YOUR GOAL — Copy out each line below exactly as it appears.

Stored data:

▽

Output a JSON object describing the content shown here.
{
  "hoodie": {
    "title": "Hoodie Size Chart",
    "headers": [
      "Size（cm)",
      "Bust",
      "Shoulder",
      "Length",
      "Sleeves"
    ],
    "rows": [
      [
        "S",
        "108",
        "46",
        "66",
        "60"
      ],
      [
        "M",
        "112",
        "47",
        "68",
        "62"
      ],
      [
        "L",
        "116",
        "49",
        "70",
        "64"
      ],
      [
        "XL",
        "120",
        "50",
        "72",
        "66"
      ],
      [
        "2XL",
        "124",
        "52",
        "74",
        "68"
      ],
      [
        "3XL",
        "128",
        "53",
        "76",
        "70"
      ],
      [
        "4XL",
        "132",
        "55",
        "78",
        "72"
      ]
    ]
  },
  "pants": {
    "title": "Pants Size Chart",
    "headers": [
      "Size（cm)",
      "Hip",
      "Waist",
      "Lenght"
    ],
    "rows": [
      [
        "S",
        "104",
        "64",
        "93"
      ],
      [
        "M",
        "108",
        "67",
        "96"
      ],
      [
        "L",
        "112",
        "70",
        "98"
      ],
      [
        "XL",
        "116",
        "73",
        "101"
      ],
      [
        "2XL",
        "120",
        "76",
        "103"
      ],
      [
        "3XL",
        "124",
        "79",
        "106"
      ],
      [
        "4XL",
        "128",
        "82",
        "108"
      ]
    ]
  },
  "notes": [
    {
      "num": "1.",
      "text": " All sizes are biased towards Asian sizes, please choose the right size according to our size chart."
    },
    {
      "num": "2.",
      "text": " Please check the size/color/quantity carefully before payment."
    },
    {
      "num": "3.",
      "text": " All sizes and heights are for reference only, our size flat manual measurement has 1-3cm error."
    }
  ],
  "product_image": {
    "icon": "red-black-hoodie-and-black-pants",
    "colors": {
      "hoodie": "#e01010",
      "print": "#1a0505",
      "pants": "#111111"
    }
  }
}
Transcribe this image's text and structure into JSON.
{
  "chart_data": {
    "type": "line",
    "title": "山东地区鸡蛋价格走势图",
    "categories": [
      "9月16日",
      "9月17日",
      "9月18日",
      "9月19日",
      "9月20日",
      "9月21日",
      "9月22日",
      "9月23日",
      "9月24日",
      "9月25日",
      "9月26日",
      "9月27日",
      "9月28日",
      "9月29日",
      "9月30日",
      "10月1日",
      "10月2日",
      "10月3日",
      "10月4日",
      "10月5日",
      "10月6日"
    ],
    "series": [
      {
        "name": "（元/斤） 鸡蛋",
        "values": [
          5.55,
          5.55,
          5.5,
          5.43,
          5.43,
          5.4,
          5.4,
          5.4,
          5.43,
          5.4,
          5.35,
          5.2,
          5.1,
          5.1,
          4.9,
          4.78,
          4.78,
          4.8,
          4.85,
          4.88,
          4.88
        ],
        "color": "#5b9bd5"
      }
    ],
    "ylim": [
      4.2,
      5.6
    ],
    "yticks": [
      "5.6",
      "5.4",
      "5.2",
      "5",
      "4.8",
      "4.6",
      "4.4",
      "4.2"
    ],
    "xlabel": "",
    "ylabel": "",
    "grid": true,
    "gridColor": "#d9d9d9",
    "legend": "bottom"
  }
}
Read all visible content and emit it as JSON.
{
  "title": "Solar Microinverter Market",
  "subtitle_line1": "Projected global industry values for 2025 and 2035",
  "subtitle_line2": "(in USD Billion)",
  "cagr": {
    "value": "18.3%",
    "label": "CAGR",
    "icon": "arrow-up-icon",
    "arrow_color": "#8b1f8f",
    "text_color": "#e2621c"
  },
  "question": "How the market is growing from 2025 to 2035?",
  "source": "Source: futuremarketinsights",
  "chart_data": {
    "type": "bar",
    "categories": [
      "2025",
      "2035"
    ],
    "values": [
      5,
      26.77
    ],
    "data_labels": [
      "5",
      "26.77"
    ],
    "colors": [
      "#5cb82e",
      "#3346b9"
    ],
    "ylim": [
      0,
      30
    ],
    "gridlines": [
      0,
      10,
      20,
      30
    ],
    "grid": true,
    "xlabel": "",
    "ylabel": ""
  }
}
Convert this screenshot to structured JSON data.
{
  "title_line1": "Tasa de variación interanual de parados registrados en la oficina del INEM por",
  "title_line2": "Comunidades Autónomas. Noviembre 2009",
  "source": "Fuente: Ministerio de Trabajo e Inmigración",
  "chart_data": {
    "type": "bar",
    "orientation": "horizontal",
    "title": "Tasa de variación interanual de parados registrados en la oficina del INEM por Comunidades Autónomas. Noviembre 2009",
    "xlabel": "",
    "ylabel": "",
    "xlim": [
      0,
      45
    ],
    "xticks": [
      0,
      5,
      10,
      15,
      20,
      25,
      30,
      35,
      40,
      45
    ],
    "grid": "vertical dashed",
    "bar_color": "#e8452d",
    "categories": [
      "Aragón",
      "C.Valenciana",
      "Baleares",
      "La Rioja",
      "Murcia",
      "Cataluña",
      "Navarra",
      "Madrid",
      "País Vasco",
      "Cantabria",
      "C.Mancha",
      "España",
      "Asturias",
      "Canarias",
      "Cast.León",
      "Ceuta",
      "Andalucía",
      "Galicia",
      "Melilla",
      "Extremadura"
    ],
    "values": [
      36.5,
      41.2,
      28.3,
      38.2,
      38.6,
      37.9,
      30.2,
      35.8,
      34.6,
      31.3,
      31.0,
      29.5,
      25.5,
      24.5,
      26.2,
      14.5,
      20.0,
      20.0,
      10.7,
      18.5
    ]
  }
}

△

RESPONSE —
Output a JSON object describing the content shown here.
{
  "hoodie": {
    "title": "Hoodie Size Chart",
    "headers": [
      "Size（cm)",
      "Bust",
      "Shoulder",
      "Length",
      "Sleeves"
    ],
    "rows": [
      [
        "S",
        "108",
        "46",
        "66",
        "60"
      ],
      [
        "M",
        "112",
        "47",
        "68",
        "62"
      ],
      [
        "L",
        "116",
        "49",
        "70",
        "64"
      ],
      [
        "XL",
        "120",
        "50",
        "72",
        "66"
      ],
      [
        "2XL",
        "124",
        "52",
        "74",
        "68"
      ],
      [
        "3XL",
        "128",
        "53",
        "76",
        "70"
      ],
      [
        "4XL",
        "132",
        "55",
        "78",
        "72"
      ]
    ]
  },
  "pants": {
    "title": "Pants Size Chart",
    "headers": [
      "Size（cm)",
      "Hip",
      "Waist",
      "Lenght"
    ],
    "rows": [
      [
        "S",
        "104",
        "64",
        "93"
      ],
      [
        "M",
        "108",
        "67",
        "96"
      ],
      [
        "L",
        "112",
        "70",
        "98"
      ],
      [
        "XL",
        "116",
        "73",
        "101"
      ],
      [
        "2XL",
        "120",
        "76",
        "103"
      ],
      [
        "3XL",
        "124",
        "79",
        "106"
      ],
      [
        "4XL",
        "128",
        "82",
        "108"
      ]
    ]
  },
  "notes": [
    {
      "num": "1.",
      "text": " All sizes are biased towards Asian sizes, please choose the right size according to our size chart."
    },
    {
      "num": "2.",
      "text": " Please check the size/color/quantity carefully before payment."
    },
    {
      "num": "3.",
      "text": " All sizes and heights are for reference only, our size flat manual measurement has 1-3cm error."
    }
  ],
  "product_image": {
    "icon": "red-black-hoodie-and-black-pants",
    "colors": {
      "hoodie": "#e01010",
      "print": "#1a0505",
      "pants": "#111111"
    }
  }
}
Transcribe this image's text and structure into JSON.
{
  "chart_data": {
    "type": "line",
    "title": "山东地区鸡蛋价格走势图",
    "categories": [
      "9月16日",
      "9月17日",
      "9月18日",
      "9月19日",
      "9月20日",
      "9月21日",
      "9月22日",
      "9月23日",
      "9月24日",
      "9月25日",
      "9月26日",
      "9月27日",
      "9月28日",
      "9月29日",
      "9月30日",
      "10月1日",
      "10月2日",
      "10月3日",
      "10月4日",
      "10月5日",
      "10月6日"
    ],
    "series": [
      {
        "name": "（元/斤） 鸡蛋",
        "values": [
          5.55,
          5.55,
          5.5,
          5.43,
          5.43,
          5.4,
          5.4,
          5.4,
          5.43,
          5.4,
          5.35,
          5.2,
          5.1,
          5.1,
          4.9,
          4.78,
          4.78,
          4.8,
          4.85,
          4.88,
          4.88
        ],
        "color": "#5b9bd5"
      }
    ],
    "ylim": [
      4.2,
      5.6
    ],
    "yticks": [
      "5.6",
      "5.4",
      "5.2",
      "5",
      "4.8",
      "4.6",
      "4.4",
      "4.2"
    ],
    "xlabel": "",
    "ylabel": "",
    "grid": true,
    "gridColor": "#d9d9d9",
    "legend": "bottom"
  }
}
Read all visible content and emit it as JSON.
{
  "title": "Solar Microinverter Market",
  "subtitle_line1": "Projected global industry values for 2025 and 2035",
  "subtitle_line2": "(in USD Billion)",
  "cagr": {
    "value": "18.3%",
    "label": "CAGR",
    "icon": "arrow-up-icon",
    "arrow_color": "#8b1f8f",
    "text_color": "#e2621c"
  },
  "question": "How the market is growing from 2025 to 2035?",
  "source": "Source: futuremarketinsights",
  "chart_data": {
    "type": "bar",
    "categories": [
      "2025",
      "2035"
    ],
    "values": [
      5,
      26.77
    ],
    "data_labels": [
      "5",
      "26.77"
    ],
    "colors": [
      "#5cb82e",
      "#3346b9"
    ],
    "ylim": [
      0,
      30
    ],
    "gridlines": [
      0,
      10,
      20,
      30
    ],
    "grid": true,
    "xlabel": "",
    "ylabel": ""
  }
}
Convert this screenshot to structured JSON data.
{
  "title_line1": "Tasa de variación interanual de parados registrados en la oficina del INEM por",
  "title_line2": "Comunidades Autónomas. Noviembre 2009",
  "source": "Fuente: Ministerio de Trabajo e Inmigración",
  "chart_data": {
    "type": "bar",
    "orientation": "horizontal",
    "title": "Tasa de variación interanual de parados registrados en la oficina del INEM por Comunidades Autónomas. Noviembre 2009",
    "xlabel": "",
    "ylabel": "",
    "xlim": [
      0,
      45
    ],
    "xticks": [
      0,
      5,
      10,
      15,
      20,
      25,
      30,
      35,
      40,
      45
    ],
    "grid": "vertical dashed",
    "bar_color": "#e8452d",
    "categories": [
      "Aragón",
      "C.Valenciana",
      "Baleares",
      "La Rioja",
      "Murcia",
      "Cataluña",
      "Navarra",
      "Madrid",
      "País Vasco",
      "Cantabria",
      "C.Mancha",
      "España",
      "Asturias",
      "Canarias",
      "Cast.León",
      "Ceuta",
      "Andalucía",
      "Galicia",
      "Melilla",
      "Extremadura"
    ],
    "values": [
      36.5,
      41.2,
      28.3,
      38.2,
      38.6,
      37.9,
      30.2,
      35.8,
      34.6,
      31.3,
      31.0,
      29.5,
      25.5,
      24.5,
      26.2,
      14.5,
      20.0,
      20.0,
      10.7,
      18.5
    ]
  }
}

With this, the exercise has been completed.